Supplied records =
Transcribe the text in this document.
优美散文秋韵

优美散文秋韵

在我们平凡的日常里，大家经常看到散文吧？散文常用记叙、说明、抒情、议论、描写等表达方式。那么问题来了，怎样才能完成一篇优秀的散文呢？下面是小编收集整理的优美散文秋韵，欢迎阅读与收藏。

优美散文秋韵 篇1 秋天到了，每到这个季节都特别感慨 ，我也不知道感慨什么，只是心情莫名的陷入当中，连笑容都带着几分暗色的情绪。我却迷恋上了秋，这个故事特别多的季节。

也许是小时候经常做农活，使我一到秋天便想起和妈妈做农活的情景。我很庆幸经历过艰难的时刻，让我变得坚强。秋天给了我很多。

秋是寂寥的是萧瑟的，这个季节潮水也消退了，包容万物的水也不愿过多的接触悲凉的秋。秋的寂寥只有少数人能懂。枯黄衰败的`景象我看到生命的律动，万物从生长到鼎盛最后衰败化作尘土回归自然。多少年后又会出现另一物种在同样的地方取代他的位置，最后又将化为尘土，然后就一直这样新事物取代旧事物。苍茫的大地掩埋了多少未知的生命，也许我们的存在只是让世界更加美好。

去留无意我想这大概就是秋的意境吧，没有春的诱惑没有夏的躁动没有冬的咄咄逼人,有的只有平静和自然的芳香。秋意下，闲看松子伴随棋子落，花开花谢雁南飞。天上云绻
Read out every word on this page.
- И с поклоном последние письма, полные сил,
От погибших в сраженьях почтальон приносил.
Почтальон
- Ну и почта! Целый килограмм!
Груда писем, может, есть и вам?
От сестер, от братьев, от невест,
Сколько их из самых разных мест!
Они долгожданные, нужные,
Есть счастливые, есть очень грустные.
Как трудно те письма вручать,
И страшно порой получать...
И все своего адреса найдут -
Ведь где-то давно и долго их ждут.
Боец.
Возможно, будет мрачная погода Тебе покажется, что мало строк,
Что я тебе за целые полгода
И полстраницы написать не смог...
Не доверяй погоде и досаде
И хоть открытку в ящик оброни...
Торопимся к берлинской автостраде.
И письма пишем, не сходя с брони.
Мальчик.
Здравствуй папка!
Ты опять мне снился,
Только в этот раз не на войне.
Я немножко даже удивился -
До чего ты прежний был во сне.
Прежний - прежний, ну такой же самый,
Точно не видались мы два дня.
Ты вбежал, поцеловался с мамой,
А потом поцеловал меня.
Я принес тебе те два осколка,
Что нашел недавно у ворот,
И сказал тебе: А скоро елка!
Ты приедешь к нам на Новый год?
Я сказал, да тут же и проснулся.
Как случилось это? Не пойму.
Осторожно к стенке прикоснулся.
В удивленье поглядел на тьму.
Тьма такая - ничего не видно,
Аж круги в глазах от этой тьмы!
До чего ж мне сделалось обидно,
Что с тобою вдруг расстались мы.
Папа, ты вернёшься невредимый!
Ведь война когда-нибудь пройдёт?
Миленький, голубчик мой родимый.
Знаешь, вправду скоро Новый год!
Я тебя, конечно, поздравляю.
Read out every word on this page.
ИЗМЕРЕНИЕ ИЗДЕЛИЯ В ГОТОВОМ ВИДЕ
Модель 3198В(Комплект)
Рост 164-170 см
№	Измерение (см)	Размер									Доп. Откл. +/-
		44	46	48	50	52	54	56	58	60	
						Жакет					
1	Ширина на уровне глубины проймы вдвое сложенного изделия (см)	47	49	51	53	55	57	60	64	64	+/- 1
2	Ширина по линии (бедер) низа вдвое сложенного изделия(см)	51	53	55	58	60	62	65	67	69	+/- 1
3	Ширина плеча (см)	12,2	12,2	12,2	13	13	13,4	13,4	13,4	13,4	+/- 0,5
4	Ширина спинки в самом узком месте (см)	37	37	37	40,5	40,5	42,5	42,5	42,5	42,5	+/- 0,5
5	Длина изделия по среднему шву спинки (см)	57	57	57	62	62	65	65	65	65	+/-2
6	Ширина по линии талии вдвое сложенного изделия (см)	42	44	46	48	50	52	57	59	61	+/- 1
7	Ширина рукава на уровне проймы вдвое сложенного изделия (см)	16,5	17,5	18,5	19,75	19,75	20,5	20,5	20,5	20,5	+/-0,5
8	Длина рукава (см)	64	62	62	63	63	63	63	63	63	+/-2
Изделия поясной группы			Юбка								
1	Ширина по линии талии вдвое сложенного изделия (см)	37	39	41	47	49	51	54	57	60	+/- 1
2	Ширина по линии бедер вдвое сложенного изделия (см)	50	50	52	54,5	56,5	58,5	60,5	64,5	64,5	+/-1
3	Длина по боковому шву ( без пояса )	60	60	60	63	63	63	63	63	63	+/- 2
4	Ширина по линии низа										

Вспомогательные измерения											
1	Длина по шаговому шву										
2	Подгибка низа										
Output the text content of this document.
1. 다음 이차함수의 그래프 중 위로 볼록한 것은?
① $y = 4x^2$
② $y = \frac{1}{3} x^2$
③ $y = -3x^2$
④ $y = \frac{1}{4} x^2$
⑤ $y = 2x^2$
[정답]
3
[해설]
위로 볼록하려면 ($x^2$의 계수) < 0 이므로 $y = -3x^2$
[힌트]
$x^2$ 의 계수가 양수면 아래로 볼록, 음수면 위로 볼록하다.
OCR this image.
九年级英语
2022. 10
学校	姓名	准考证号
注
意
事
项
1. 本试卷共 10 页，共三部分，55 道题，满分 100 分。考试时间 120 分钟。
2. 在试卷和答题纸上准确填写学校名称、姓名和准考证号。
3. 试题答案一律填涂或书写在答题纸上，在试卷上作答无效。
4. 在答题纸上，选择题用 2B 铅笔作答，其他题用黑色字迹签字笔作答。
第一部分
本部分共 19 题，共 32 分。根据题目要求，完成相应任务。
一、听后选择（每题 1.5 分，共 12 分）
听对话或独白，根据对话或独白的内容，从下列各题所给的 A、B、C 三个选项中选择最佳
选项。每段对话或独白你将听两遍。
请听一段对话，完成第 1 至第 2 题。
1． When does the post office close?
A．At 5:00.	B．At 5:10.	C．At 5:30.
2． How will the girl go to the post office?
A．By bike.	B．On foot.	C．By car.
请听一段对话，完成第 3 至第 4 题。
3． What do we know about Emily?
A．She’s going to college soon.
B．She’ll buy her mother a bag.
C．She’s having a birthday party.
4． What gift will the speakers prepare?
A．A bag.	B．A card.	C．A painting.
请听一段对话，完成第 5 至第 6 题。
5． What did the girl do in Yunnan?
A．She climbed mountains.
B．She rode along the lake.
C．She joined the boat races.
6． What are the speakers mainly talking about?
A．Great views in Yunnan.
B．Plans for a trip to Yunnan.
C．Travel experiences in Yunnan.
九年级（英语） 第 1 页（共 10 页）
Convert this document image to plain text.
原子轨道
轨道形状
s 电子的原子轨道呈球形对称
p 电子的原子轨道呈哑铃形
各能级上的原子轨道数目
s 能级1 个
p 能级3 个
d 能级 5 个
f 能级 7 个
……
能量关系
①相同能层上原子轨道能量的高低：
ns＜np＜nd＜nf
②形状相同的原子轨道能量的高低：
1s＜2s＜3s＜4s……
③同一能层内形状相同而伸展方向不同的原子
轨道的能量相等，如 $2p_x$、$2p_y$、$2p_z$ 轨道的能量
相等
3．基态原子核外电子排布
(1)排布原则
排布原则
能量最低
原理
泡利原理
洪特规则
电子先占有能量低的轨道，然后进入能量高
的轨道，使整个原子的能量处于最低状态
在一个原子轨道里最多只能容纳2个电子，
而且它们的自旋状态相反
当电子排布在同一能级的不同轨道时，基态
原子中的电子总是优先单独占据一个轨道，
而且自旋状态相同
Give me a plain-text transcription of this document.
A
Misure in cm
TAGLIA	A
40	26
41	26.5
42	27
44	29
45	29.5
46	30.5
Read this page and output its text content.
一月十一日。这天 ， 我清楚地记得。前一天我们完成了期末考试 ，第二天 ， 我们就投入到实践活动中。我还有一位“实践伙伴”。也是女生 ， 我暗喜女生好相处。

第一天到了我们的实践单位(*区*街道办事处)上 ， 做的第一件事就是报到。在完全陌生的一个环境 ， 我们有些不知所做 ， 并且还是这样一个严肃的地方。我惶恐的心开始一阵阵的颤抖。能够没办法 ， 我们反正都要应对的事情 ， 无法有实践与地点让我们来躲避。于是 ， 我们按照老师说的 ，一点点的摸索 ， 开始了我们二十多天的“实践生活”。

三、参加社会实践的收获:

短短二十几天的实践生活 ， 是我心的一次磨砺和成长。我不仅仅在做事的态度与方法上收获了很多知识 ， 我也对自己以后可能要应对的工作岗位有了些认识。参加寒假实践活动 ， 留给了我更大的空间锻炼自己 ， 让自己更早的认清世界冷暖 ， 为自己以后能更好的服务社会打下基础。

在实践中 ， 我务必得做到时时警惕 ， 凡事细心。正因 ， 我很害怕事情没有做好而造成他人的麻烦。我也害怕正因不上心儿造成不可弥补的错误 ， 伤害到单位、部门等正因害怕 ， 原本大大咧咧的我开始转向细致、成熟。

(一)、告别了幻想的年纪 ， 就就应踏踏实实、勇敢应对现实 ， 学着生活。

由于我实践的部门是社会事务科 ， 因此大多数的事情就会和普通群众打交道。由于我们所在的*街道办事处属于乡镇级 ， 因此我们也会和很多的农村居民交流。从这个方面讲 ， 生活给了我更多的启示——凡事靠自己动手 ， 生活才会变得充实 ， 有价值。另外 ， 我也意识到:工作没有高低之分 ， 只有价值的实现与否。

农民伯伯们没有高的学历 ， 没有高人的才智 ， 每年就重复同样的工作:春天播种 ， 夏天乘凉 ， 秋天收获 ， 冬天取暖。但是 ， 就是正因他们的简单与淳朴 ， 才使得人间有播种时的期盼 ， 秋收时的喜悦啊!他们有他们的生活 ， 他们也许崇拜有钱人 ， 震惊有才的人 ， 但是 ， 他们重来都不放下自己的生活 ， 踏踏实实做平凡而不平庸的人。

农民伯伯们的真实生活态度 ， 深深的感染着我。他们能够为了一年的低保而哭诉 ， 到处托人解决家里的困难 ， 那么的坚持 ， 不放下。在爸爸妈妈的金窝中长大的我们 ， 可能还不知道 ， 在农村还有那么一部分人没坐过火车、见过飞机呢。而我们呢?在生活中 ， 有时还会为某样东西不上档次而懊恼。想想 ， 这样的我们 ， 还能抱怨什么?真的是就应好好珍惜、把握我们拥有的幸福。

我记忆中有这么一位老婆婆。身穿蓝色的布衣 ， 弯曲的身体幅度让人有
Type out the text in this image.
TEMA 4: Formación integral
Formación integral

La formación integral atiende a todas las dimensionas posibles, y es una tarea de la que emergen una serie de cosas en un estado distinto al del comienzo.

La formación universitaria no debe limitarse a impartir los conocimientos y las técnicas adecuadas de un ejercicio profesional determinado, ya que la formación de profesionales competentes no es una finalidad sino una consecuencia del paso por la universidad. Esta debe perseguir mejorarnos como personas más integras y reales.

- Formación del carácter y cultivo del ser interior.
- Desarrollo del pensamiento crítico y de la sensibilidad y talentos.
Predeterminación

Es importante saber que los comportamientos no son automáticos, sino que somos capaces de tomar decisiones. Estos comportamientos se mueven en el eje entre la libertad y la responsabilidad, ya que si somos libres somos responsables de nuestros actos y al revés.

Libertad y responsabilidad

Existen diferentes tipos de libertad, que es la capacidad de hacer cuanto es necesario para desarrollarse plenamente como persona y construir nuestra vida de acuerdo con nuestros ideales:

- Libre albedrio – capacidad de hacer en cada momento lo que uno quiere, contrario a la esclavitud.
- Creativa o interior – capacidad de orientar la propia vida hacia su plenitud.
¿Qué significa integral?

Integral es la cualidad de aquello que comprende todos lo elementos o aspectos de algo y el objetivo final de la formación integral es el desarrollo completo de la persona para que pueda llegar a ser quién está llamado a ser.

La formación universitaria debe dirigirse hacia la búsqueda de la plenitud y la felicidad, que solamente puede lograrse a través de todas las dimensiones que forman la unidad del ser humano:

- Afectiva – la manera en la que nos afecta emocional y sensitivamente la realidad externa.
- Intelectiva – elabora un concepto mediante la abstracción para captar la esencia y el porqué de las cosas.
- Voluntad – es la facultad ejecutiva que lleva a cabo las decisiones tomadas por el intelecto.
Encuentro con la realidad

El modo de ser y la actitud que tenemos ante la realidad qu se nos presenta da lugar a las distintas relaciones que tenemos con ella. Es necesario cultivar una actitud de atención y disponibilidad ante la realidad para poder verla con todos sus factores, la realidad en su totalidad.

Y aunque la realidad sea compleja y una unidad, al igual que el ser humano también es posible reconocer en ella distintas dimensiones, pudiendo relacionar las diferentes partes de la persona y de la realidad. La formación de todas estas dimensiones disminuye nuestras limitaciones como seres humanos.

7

Description of the task = In the lines above, locate the string "есть". Copy every line where it occurs.

Task result =
Груда писем, может, есть и вам?
Есть счастливые, есть очень грустные.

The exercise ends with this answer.